SHORT EXERCISE: Extract each line of the data and write it out again exactly.

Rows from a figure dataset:
+++

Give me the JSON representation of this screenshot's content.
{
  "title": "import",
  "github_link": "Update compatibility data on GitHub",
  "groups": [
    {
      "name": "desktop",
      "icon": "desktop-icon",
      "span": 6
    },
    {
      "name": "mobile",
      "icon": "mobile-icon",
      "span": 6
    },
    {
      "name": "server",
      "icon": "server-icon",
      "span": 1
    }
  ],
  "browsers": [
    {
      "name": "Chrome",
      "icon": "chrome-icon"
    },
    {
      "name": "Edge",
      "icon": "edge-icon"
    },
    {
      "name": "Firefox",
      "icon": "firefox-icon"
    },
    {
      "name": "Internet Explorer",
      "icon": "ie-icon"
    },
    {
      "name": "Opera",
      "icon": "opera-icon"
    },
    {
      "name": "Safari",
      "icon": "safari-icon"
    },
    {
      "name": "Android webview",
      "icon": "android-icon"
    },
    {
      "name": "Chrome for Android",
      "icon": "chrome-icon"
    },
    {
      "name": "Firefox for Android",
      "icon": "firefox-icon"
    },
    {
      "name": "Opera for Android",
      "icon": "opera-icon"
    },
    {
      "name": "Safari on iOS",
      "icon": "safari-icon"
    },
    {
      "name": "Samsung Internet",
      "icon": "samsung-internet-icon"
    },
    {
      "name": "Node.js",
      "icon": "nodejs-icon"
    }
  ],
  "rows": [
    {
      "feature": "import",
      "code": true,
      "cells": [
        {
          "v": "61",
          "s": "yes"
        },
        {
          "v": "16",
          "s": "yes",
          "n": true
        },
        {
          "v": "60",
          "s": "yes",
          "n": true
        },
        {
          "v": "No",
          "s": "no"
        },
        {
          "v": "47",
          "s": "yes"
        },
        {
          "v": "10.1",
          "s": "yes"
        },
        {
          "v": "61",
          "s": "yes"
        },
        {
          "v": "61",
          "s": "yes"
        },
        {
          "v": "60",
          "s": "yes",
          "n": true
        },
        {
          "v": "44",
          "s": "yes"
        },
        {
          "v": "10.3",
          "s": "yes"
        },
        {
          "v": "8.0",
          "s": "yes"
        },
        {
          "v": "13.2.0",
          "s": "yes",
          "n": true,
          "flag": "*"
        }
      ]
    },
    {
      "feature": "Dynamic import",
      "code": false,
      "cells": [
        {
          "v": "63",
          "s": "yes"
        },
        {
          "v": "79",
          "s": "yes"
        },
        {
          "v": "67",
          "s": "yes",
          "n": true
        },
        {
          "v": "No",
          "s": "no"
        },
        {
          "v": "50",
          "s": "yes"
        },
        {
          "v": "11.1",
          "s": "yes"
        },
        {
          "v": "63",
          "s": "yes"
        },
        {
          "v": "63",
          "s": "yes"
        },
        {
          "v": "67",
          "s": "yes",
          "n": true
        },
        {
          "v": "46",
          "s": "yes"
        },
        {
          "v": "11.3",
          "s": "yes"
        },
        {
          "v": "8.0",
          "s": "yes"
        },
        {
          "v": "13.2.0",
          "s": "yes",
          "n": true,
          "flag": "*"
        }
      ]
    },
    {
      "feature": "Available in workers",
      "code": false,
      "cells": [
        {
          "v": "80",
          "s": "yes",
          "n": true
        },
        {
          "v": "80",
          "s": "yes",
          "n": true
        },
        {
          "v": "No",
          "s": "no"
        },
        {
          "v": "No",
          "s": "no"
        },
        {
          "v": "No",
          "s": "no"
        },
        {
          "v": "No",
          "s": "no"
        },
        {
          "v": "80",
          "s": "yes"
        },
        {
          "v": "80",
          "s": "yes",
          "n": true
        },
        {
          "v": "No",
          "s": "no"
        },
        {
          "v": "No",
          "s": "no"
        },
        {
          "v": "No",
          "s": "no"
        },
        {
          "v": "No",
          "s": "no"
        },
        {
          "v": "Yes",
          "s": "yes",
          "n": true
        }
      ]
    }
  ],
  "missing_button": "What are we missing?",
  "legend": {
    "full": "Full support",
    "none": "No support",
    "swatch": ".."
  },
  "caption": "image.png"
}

+++

ANSWER TO THIS PROBLEM:
Give me the JSON representation of this screenshot's content.
{
  "title": "import",
  "github_link": "Update compatibility data on GitHub",
  "groups": [
    {
      "name": "desktop",
      "icon": "desktop-icon",
      "span": 6
    },
    {
      "name": "mobile",
      "icon": "mobile-icon",
      "span": 6
    },
    {
      "name": "server",
      "icon": "server-icon",
      "span": 1
    }
  ],
  "browsers": [
    {
      "name": "Chrome",
      "icon": "chrome-icon"
    },
    {
      "name": "Edge",
      "icon": "edge-icon"
    },
    {
      "name": "Firefox",
      "icon": "firefox-icon"
    },
    {
      "name": "Internet Explorer",
      "icon": "ie-icon"
    },
    {
      "name": "Opera",
      "icon": "opera-icon"
    },
    {
      "name": "Safari",
      "icon": "safari-icon"
    },
    {
      "name": "Android webview",
      "icon": "android-icon"
    },
    {
      "name": "Chrome for Android",
      "icon": "chrome-icon"
    },
    {
      "name": "Firefox for Android",
      "icon": "firefox-icon"
    },
    {
      "name": "Opera for Android",
      "icon": "opera-icon"
    },
    {
      "name": "Safari on iOS",
      "icon": "safari-icon"
    },
    {
      "name": "Samsung Internet",
      "icon": "samsung-internet-icon"
    },
    {
      "name": "Node.js",
      "icon": "nodejs-icon"
    }
  ],
  "rows": [
    {
      "feature": "import",
      "code": true,
      "cells": [
        {
          "v": "61",
          "s": "yes"
        },
        {
          "v": "16",
          "s": "yes",
          "n": true
        },
        {
          "v": "60",
          "s": "yes",
          "n": true
        },
        {
          "v": "No",
          "s": "no"
        },
        {
          "v": "47",
          "s": "yes"
        },
        {
          "v": "10.1",
          "s": "yes"
        },
        {
          "v": "61",
          "s": "yes"
        },
        {
          "v": "61",
          "s": "yes"
        },
        {
          "v": "60",
          "s": "yes",
          "n": true
        },
        {
          "v": "44",
          "s": "yes"
        },
        {
          "v": "10.3",
          "s": "yes"
        },
        {
          "v": "8.0",
          "s": "yes"
        },
        {
          "v": "13.2.0",
          "s": "yes",
          "n": true,
          "flag": "*"
        }
      ]
    },
    {
      "feature": "Dynamic import",
      "code": false,
      "cells": [
        {
          "v": "63",
          "s": "yes"
        },
        {
          "v": "79",
          "s": "yes"
        },
        {
          "v": "67",
          "s": "yes",
          "n": true
        },
        {
          "v": "No",
          "s": "no"
        },
        {
          "v": "50",
          "s": "yes"
        },
        {
          "v": "11.1",
          "s": "yes"
        },
        {
          "v": "63",
          "s": "yes"
        },
        {
          "v": "63",
          "s": "yes"
        },
        {
          "v": "67",
          "s": "yes",
          "n": true
        },
        {
          "v": "46",
          "s": "yes"
        },
        {
          "v": "11.3",
          "s": "yes"
        },
        {
          "v": "8.0",
          "s": "yes"
        },
        {
          "v": "13.2.0",
          "s": "yes",
          "n": true,
          "flag": "*"
        }
      ]
    },
    {
      "feature": "Available in workers",
      "code": false,
      "cells": [
        {
          "v": "80",
          "s": "yes",
          "n": true
        },
        {
          "v": "80",
          "s": "yes",
          "n": true
        },
        {
          "v": "No",
          "s": "no"
        },
        {
          "v": "No",
          "s": "no"
        },
        {
          "v": "No",
          "s": "no"
        },
        {
          "v": "No",
          "s": "no"
        },
        {
          "v": "80",
          "s": "yes"
        },
        {
          "v": "80",
          "s": "yes",
          "n": true
        },
        {
          "v": "No",
          "s": "no"
        },
        {
          "v": "No",
          "s": "no"
        },
        {
          "v": "No",
          "s": "no"
        },
        {
          "v": "No",
          "s": "no"
        },
        {
          "v": "Yes",
          "s": "yes",
          "n": true
        }
      ]
    }
  ],
  "missing_button": "What are we missing?",
  "legend": {
    "full": "Full support",
    "none": "No support",
    "swatch": ".."
  },
  "caption": "image.png"
}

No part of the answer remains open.